WHAT YOU HAVE TO DO: Identify every line in the entries below that contains the string "icon", matching case exactly, and copy each of those lines in full.

INFORMATION SHOWN:
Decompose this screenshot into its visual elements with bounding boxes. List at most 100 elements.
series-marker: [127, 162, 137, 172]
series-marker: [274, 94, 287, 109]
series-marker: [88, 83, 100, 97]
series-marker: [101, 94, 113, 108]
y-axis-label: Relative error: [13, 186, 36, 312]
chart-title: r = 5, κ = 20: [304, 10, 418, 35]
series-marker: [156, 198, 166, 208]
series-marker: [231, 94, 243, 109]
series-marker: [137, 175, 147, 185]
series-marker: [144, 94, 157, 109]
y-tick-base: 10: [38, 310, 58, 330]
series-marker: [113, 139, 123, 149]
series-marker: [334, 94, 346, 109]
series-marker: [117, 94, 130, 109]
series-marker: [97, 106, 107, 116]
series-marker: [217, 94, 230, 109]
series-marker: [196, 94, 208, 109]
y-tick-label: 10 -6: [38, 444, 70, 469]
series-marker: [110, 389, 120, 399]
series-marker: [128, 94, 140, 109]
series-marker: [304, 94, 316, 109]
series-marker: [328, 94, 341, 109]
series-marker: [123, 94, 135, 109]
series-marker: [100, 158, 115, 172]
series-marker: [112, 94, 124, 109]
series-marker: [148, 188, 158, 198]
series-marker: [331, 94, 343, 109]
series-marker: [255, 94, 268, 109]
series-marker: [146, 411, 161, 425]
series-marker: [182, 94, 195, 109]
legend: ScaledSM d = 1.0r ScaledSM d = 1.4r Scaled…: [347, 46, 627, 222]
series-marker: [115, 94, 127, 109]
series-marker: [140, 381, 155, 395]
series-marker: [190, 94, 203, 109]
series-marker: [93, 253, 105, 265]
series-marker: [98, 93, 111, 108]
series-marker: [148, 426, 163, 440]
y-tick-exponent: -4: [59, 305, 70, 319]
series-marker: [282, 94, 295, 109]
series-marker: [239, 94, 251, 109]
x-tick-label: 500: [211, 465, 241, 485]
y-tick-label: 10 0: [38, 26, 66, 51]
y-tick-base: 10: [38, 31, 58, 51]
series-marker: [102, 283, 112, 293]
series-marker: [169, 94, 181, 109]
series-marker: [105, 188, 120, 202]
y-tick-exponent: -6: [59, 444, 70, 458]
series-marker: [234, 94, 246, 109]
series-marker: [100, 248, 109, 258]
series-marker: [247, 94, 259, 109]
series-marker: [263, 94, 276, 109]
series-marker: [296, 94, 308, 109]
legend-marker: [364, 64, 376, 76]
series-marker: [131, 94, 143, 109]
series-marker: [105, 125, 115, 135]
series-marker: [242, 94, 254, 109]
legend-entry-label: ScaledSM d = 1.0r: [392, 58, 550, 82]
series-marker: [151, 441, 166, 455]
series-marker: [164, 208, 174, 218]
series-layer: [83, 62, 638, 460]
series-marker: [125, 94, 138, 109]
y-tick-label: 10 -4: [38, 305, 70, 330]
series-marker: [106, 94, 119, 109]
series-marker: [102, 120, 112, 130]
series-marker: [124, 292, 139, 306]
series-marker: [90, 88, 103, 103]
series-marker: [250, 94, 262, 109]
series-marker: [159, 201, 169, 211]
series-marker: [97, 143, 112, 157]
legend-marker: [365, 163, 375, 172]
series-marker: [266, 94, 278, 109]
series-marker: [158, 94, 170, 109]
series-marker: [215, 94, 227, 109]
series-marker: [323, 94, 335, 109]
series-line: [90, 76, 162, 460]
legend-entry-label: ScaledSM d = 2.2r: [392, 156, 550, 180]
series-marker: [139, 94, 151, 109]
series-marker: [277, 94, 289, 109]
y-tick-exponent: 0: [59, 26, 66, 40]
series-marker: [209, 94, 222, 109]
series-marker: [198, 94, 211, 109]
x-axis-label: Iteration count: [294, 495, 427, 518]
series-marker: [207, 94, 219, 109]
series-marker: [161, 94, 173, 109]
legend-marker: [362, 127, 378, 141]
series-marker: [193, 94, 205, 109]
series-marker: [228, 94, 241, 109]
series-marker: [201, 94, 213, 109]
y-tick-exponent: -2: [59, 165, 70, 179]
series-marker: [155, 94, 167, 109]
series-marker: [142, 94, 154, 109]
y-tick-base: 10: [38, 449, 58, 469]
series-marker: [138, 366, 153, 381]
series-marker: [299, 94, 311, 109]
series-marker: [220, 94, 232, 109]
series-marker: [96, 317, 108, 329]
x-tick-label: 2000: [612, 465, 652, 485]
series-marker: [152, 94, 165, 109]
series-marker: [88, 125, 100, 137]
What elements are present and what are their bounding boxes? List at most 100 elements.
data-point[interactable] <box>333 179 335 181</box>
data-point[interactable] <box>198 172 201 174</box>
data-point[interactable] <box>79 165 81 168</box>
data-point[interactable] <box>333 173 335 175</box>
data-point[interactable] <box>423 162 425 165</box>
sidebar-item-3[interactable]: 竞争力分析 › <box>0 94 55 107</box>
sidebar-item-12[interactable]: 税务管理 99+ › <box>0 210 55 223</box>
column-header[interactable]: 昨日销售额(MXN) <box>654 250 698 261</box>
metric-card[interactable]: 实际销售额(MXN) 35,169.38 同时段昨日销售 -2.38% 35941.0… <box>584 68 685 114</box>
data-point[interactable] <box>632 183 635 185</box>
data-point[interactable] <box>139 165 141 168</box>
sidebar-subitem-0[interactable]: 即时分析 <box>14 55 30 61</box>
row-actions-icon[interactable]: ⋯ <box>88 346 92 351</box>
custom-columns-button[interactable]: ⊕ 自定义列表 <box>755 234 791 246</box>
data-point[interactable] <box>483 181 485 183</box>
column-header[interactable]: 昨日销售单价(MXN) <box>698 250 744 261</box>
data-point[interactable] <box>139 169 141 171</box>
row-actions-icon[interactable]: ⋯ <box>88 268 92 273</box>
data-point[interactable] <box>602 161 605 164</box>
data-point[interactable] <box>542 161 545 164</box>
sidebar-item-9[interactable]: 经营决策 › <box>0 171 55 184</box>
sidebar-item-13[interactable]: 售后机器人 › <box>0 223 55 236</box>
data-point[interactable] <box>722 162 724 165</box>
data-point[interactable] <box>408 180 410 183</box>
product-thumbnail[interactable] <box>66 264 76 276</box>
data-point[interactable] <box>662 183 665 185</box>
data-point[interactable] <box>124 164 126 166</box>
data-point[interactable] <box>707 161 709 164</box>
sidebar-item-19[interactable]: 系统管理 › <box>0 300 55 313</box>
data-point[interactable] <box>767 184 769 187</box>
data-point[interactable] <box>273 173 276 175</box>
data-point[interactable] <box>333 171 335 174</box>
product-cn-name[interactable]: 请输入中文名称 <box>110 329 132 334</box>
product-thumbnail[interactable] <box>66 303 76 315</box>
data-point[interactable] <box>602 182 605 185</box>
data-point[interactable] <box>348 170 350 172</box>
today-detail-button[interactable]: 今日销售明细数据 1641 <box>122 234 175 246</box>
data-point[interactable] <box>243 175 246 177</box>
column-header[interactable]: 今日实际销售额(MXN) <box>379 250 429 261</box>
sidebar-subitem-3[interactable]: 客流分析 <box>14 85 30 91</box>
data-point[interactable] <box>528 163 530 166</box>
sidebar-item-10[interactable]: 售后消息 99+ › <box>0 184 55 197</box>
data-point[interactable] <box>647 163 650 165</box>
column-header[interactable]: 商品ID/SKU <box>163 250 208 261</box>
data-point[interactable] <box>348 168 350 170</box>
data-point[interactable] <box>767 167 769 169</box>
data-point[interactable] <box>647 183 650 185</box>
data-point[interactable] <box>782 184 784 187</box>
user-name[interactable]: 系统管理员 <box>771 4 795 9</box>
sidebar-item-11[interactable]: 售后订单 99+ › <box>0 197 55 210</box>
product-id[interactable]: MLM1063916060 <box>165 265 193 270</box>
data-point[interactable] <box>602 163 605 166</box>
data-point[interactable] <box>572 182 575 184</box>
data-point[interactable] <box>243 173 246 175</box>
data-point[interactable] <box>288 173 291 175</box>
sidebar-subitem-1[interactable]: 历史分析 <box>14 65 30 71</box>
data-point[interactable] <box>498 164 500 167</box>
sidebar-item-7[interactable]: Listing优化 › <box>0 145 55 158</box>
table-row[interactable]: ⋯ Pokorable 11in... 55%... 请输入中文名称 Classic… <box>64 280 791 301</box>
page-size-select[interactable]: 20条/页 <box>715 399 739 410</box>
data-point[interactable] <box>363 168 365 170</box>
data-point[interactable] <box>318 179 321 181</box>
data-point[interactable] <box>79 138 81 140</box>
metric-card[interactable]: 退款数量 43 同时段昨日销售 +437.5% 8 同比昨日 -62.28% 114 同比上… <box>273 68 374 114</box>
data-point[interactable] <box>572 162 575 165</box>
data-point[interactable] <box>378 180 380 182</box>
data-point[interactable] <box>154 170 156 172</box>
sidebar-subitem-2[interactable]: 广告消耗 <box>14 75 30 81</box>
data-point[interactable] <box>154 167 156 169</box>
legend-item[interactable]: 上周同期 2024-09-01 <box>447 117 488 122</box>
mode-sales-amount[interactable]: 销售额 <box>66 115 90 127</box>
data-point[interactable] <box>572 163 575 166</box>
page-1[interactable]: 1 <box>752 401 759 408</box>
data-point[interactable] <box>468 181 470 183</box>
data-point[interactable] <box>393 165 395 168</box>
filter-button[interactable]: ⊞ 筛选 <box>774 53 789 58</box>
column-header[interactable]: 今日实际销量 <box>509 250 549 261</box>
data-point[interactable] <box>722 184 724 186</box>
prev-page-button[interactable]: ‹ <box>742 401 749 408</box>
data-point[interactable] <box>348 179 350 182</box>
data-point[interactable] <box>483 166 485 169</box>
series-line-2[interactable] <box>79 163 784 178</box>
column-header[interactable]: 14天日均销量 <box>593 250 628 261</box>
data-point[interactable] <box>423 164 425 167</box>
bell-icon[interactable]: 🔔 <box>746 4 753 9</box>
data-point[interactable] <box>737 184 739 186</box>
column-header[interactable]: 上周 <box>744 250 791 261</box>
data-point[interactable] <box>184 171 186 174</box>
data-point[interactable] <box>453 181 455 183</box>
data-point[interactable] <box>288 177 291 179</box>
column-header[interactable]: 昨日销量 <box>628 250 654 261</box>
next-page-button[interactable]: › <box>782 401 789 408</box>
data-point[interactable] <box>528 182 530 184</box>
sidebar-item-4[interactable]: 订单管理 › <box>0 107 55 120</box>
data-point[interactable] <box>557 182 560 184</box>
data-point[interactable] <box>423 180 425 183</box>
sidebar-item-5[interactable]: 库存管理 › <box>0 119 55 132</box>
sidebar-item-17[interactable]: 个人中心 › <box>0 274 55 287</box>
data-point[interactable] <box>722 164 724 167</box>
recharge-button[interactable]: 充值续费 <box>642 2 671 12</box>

TASK RESULT:
row-actions-icon[interactable]: ⋯ <box>88 346 92 351</box>
row-actions-icon[interactable]: ⋯ <box>88 268 92 273</box>
bell-icon[interactable]: 🔔 <box>746 4 753 9</box>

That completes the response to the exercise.